Data extracted from a collection
>> begin

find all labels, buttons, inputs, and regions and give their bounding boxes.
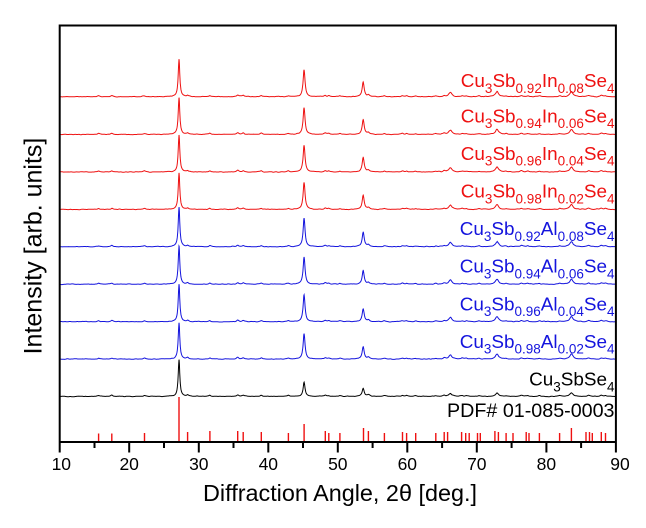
svg-text:Cu3Sb0.96Al0.04Se4: Cu3Sb0.96Al0.04Se4 xyxy=(460,294,615,319)
svg-text:Cu3Sb0.98Al0.02Se4: Cu3Sb0.98Al0.02Se4 xyxy=(460,332,615,357)
svg-text:Cu3Sb0.92Al0.08Se4: Cu3Sb0.92Al0.08Se4 xyxy=(460,219,615,244)
svg-text:50: 50 xyxy=(328,454,348,474)
svg-text:Cu3Sb0.92In0.08Se4: Cu3Sb0.92In0.08Se4 xyxy=(461,71,615,96)
svg-text:Cu3SbSe4: Cu3SbSe4 xyxy=(529,370,615,395)
svg-text:Intensity [arb. units]: Intensity [arb. units] xyxy=(19,138,47,355)
svg-text:Cu3Sb0.96In0.04Se4: Cu3Sb0.96In0.04Se4 xyxy=(461,144,615,169)
svg-text:Diffraction Angle, 2θ [deg.]: Diffraction Angle, 2θ [deg.] xyxy=(203,480,477,506)
svg-text:Cu3Sb0.94Al0.06Se4: Cu3Sb0.94Al0.06Se4 xyxy=(460,257,615,282)
svg-text:80: 80 xyxy=(537,454,557,474)
svg-text:70: 70 xyxy=(467,454,487,474)
svg-text:30: 30 xyxy=(189,454,209,474)
svg-text:20: 20 xyxy=(119,454,139,474)
svg-text:40: 40 xyxy=(259,454,279,474)
svg-text:90: 90 xyxy=(610,454,630,474)
svg-text:PDF# 01-085-0003: PDF# 01-085-0003 xyxy=(447,400,615,422)
svg-text:Cu3Sb0.94In0.06Se4: Cu3Sb0.94In0.06Se4 xyxy=(461,106,615,131)
svg-text:60: 60 xyxy=(398,454,418,474)
svg-text:Cu3Sb0.98In0.02Se4: Cu3Sb0.98In0.02Se4 xyxy=(461,182,615,207)
svg-text:10: 10 xyxy=(52,454,72,474)
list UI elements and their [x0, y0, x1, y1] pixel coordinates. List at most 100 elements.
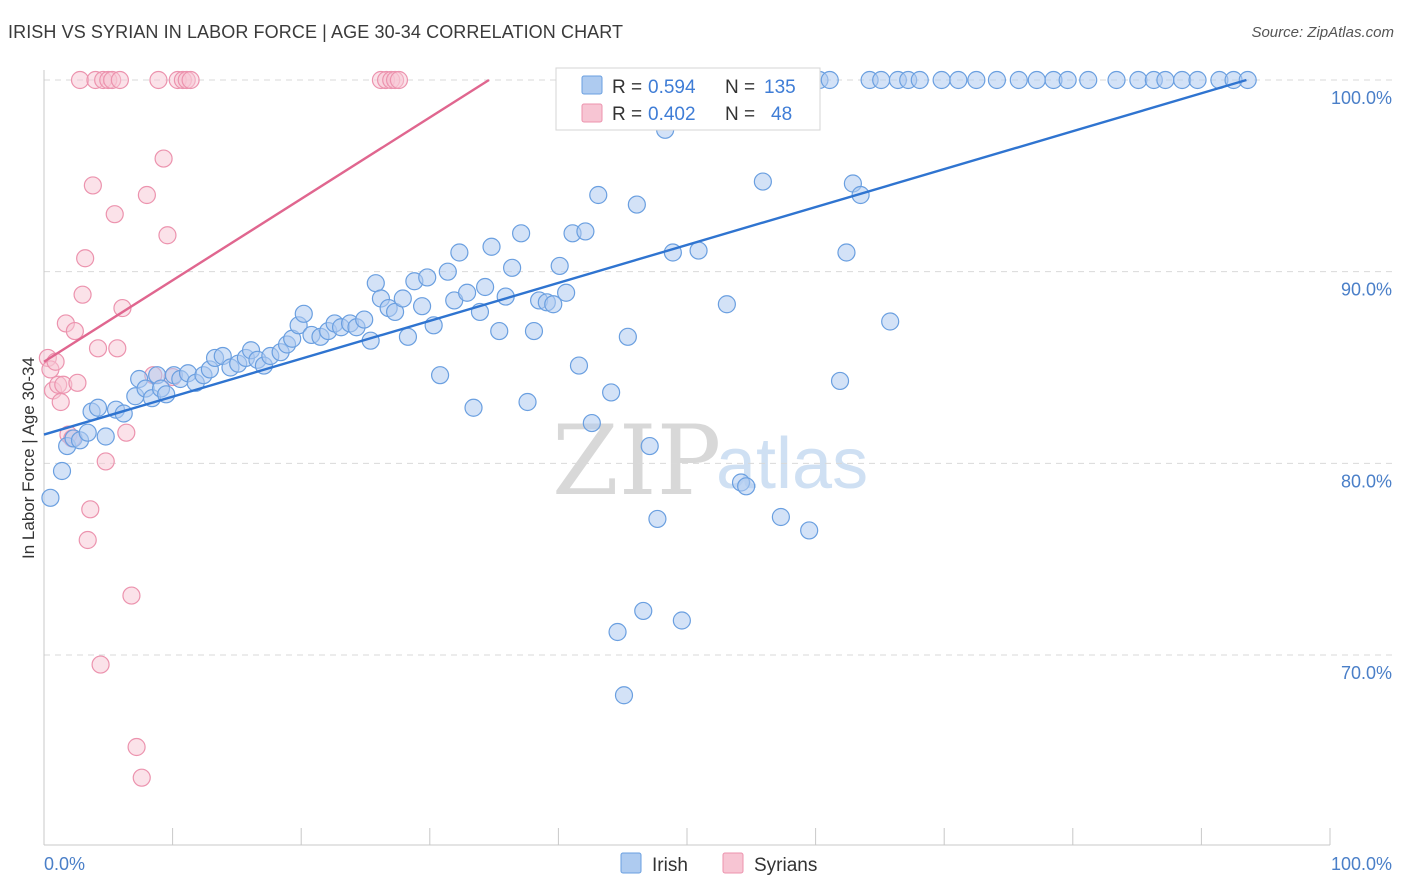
watermark: ZIP atlas — [552, 405, 868, 517]
stats-legend: R = 0.594 N = 135 R = 0.402 N = 48 — [555, 67, 821, 131]
syrians-point — [110, 70, 129, 90]
irish-point — [1107, 70, 1126, 90]
irish-point — [689, 241, 708, 260]
syrians-point — [137, 185, 156, 205]
y-axis-label: In Labor Force | Age 30-34 — [19, 357, 38, 559]
irish-point — [41, 488, 60, 507]
irish-r-label: R = — [612, 77, 642, 98]
syrians-n-label: N = — [725, 104, 755, 125]
irish-point — [1079, 70, 1098, 90]
irish-point — [1156, 70, 1175, 90]
irish-point — [398, 327, 418, 346]
syrians-n-value: 48 — [771, 104, 792, 125]
syrians-point — [73, 285, 92, 304]
irish-point — [837, 243, 856, 262]
irish-point — [569, 356, 589, 375]
irish-point — [753, 172, 772, 191]
irish-point — [634, 601, 653, 621]
syrians-point — [51, 392, 70, 412]
irish-point — [518, 392, 537, 412]
irish-point — [737, 477, 756, 496]
irish-point — [88, 398, 108, 417]
irish-point — [464, 398, 483, 417]
chart-title: IRISH VS SYRIAN IN LABOR FORCE | AGE 30-… — [8, 22, 624, 42]
irish-point — [576, 222, 595, 241]
irish-point — [830, 371, 850, 391]
irish-point — [482, 237, 501, 256]
syrians-point — [181, 70, 200, 90]
chart-source: Source: ZipAtlas.com — [1251, 24, 1394, 41]
irish-point — [672, 611, 691, 630]
irish-point — [52, 461, 72, 481]
syrians-point — [122, 586, 141, 605]
y-tick-label: 90.0% — [1341, 280, 1392, 300]
y-tick-label: 70.0% — [1341, 663, 1392, 683]
irish-point — [602, 383, 621, 402]
irish-points — [41, 70, 1257, 705]
irish-point — [430, 366, 450, 385]
irish-point — [512, 224, 531, 243]
irish-point — [393, 289, 412, 308]
irish-point — [1188, 70, 1207, 90]
syrians-trend-line — [43, 78, 490, 363]
syrians-point — [70, 70, 90, 90]
irish-point — [932, 70, 951, 90]
irish-series-swatch — [620, 852, 642, 874]
syrians-point — [132, 768, 151, 787]
x-tick-label-min: 0.0% — [44, 854, 85, 874]
irish-point — [614, 686, 634, 705]
syrians-point — [105, 205, 124, 224]
irish-point — [457, 283, 477, 302]
irish-point — [1009, 70, 1028, 90]
irish-n-value: 135 — [764, 77, 796, 98]
irish-point — [640, 436, 659, 456]
syrians-point — [83, 176, 102, 195]
irish-r-value: 0.594 — [648, 77, 696, 98]
trend-lines — [43, 78, 1247, 436]
irish-point — [881, 312, 900, 331]
irish-point — [294, 304, 313, 323]
irish-point — [627, 195, 646, 214]
irish-point — [800, 521, 819, 540]
irish-point — [503, 258, 522, 277]
irish-point — [524, 321, 544, 341]
irish-point — [1238, 70, 1257, 90]
irish-point — [717, 295, 736, 314]
syrians-series-swatch — [722, 852, 744, 874]
irish-point — [475, 277, 495, 297]
irish-point — [412, 297, 432, 316]
irish-point — [648, 509, 667, 529]
irish-point — [385, 302, 405, 322]
syrians-r-value: 0.402 — [648, 104, 696, 125]
syrians-point — [158, 226, 177, 245]
irish-point — [872, 70, 891, 90]
syrians-point — [81, 500, 100, 519]
syrians-point — [68, 373, 87, 392]
watermark-atlas: atlas — [716, 424, 868, 504]
irish-point — [96, 427, 115, 446]
syrians-point — [78, 530, 97, 550]
watermark-zip: ZIP — [552, 405, 721, 517]
irish-point — [557, 283, 576, 302]
irish-point — [366, 274, 385, 293]
x-tick-label-max: 100.0% — [1331, 854, 1392, 874]
syrians-legend-swatch — [581, 103, 603, 123]
irish-point — [967, 70, 986, 90]
irish-point — [608, 622, 627, 642]
irish-point — [355, 310, 374, 329]
syrians-point — [65, 321, 84, 341]
irish-point — [550, 256, 569, 276]
irish-point — [490, 321, 509, 341]
syrians-point — [88, 339, 108, 358]
syrians-point — [117, 423, 136, 442]
syrians-point — [108, 339, 127, 358]
syrians-point — [154, 149, 173, 168]
syrians-point — [96, 452, 115, 471]
irish-point — [910, 70, 929, 90]
y-tick-label: 80.0% — [1341, 471, 1392, 491]
syrians-point — [91, 655, 110, 674]
irish-point — [1129, 70, 1148, 90]
x-axis-ticks — [43, 828, 1331, 845]
irish-point — [618, 327, 637, 346]
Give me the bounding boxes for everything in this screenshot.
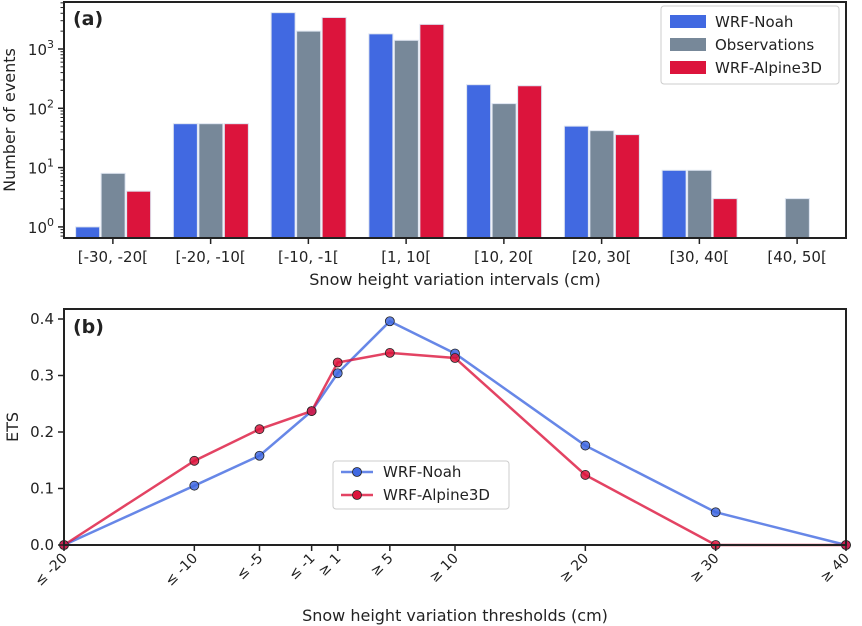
point-wrf-alpine3d <box>450 353 460 363</box>
y-tick-label: 0.3 <box>30 367 54 385</box>
x-tick-label: ≥ 40 <box>817 551 852 586</box>
x-tick-label: [-10, -1[ <box>278 248 339 266</box>
x-tick-label: ≤ -5 <box>234 551 267 584</box>
x-tick-label: [1, 10[ <box>381 248 431 266</box>
bar-wrf-alpine3d <box>712 198 738 239</box>
bar-wrf-alpine3d <box>614 134 640 239</box>
y-tick-label: 102 <box>28 97 54 118</box>
bar-wrf-alpine3d <box>517 85 543 239</box>
x-tick-label: [30, 40[ <box>670 248 729 266</box>
bar-wrf-alpine3d <box>419 23 445 239</box>
point-wrf-alpine3d <box>254 424 265 435</box>
x-tick-label: [20, 30[ <box>572 248 631 266</box>
point-wrf-noah <box>580 440 591 451</box>
bar-observations <box>393 39 419 239</box>
bar-observations <box>784 198 810 239</box>
bar-observations <box>100 172 126 239</box>
legend-label: Observations <box>715 36 814 54</box>
bar-wrf-noah <box>563 125 589 239</box>
bar-observations <box>296 30 322 239</box>
bar-observations <box>687 169 713 239</box>
legend-label: WRF-Noah <box>715 13 793 31</box>
x-tick-label: ≥ 1 <box>315 551 344 580</box>
point-wrf-noah <box>384 316 395 327</box>
y-tick-label: 103 <box>28 38 54 59</box>
x-tick-label: [40, 50[ <box>767 248 826 266</box>
point-wrf-alpine3d <box>306 406 317 416</box>
point-wrf-noah <box>254 450 265 461</box>
y-tick-label: 100 <box>28 216 54 237</box>
y-tick-label: 0.0 <box>30 536 54 554</box>
axes-frame-a <box>63 1 847 239</box>
x-tick-label: ≥ 20 <box>557 551 592 586</box>
y-tick-label: 101 <box>28 157 54 178</box>
point-wrf-alpine3d <box>332 357 343 368</box>
panel-label-b: (b) <box>73 316 104 338</box>
legend-marker <box>352 490 362 500</box>
bar-observations <box>491 103 517 239</box>
x-tick-label: [10, 20[ <box>474 248 533 266</box>
x-tick-label: ≤ -10 <box>162 551 201 590</box>
y-tick-label: 0.4 <box>30 310 54 328</box>
x-axis-label-b: Snow height variation thresholds (cm) <box>302 606 608 625</box>
bar-wrf-alpine3d <box>321 16 347 239</box>
y-axis-label-b: ETS <box>3 412 22 442</box>
point-wrf-noah <box>710 507 721 518</box>
panel-label-a: (a) <box>73 8 103 30</box>
x-tick-label: ≥ 30 <box>687 551 722 586</box>
x-tick-label: [-30, -20[ <box>78 248 148 266</box>
bar-observations <box>589 130 615 239</box>
x-tick-label: [-20, -10[ <box>176 248 246 266</box>
legend-b <box>332 460 510 510</box>
bar-wrf-noah <box>172 123 198 239</box>
point-wrf-alpine3d <box>189 455 200 466</box>
x-tick-label: ≤ -1 <box>286 551 319 584</box>
y-tick-label: 0.2 <box>30 423 54 441</box>
line-wrf-alpine3d <box>63 351 846 547</box>
bar-observations <box>198 123 224 239</box>
bar-wrf-alpine3d <box>126 190 152 239</box>
point-wrf-alpine3d <box>384 347 395 358</box>
point-wrf-noah <box>332 368 343 379</box>
bar-wrf-alpine3d <box>223 123 249 239</box>
legend-swatch <box>670 61 706 74</box>
x-tick-label: ≤ -20 <box>32 551 71 590</box>
legend-swatch <box>670 38 706 51</box>
y-axis-label-a: Number of events <box>0 48 19 192</box>
bar-wrf-noah <box>270 12 296 239</box>
point-wrf-noah <box>189 480 200 491</box>
x-tick-label: ≥ 5 <box>368 551 397 580</box>
axes-frame-b <box>63 308 847 546</box>
line-wrf-noah <box>63 319 847 547</box>
bar-wrf-noah <box>75 226 101 239</box>
y-tick-label: 0.1 <box>30 480 54 498</box>
legend-label: WRF-Noah <box>383 463 461 481</box>
bar-wrf-noah <box>466 84 492 239</box>
legend-swatch <box>670 15 706 28</box>
bar-wrf-noah <box>368 33 394 239</box>
x-axis-label-a: Snow height variation intervals (cm) <box>309 270 600 289</box>
legend-label: WRF-Alpine3D <box>715 59 822 77</box>
point-wrf-alpine3d <box>580 470 591 480</box>
x-tick-label: ≥ 10 <box>426 551 461 586</box>
legend-label: WRF-Alpine3D <box>383 486 490 504</box>
legend-marker <box>352 467 362 477</box>
bar-wrf-noah <box>661 169 687 239</box>
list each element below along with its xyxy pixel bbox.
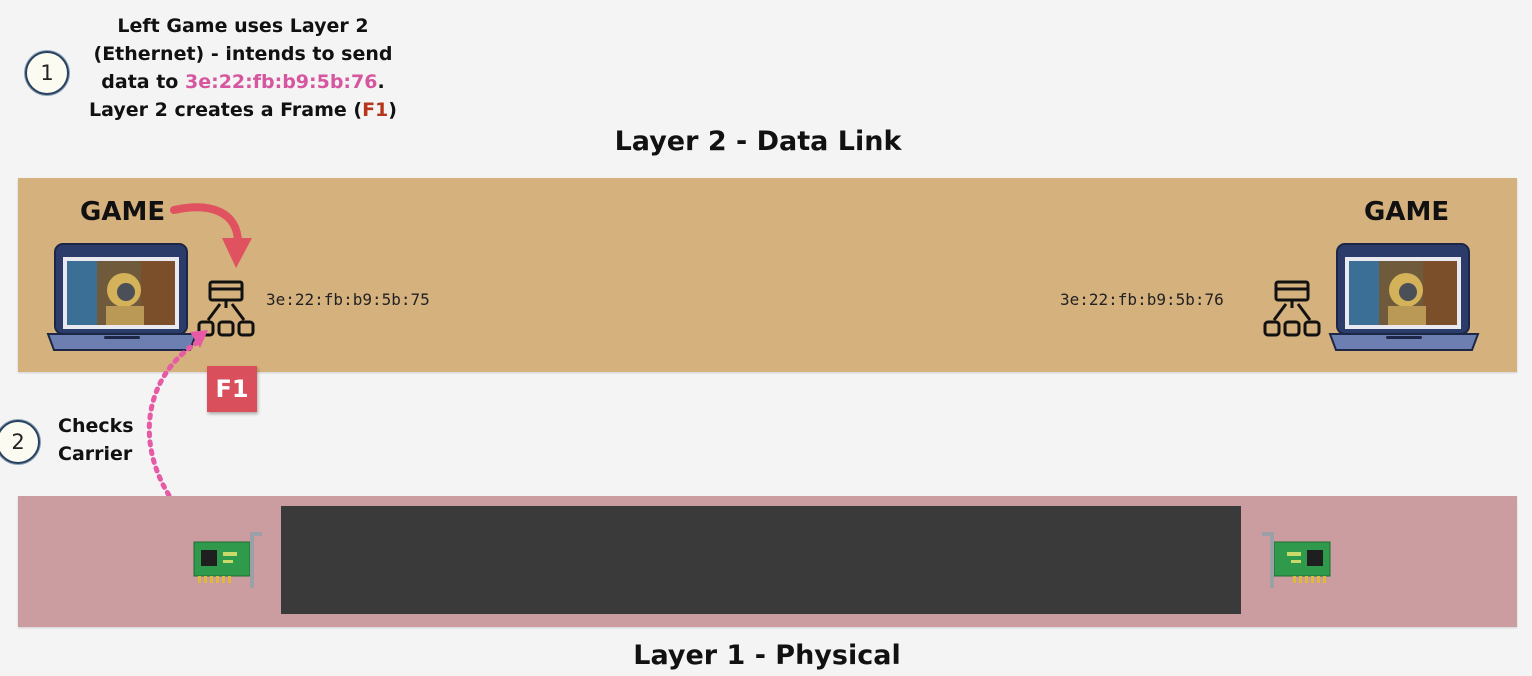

>> end

• Task to carry out: Pull out each line in the records above that contains the word "height", and copy those lines.

• Task answer:
x-axis-label-b: Snow height variation thresholds (cm) <box>302 606 608 625</box>
x-axis-label-a: Snow height variation intervals (cm) <box>309 270 600 289</box>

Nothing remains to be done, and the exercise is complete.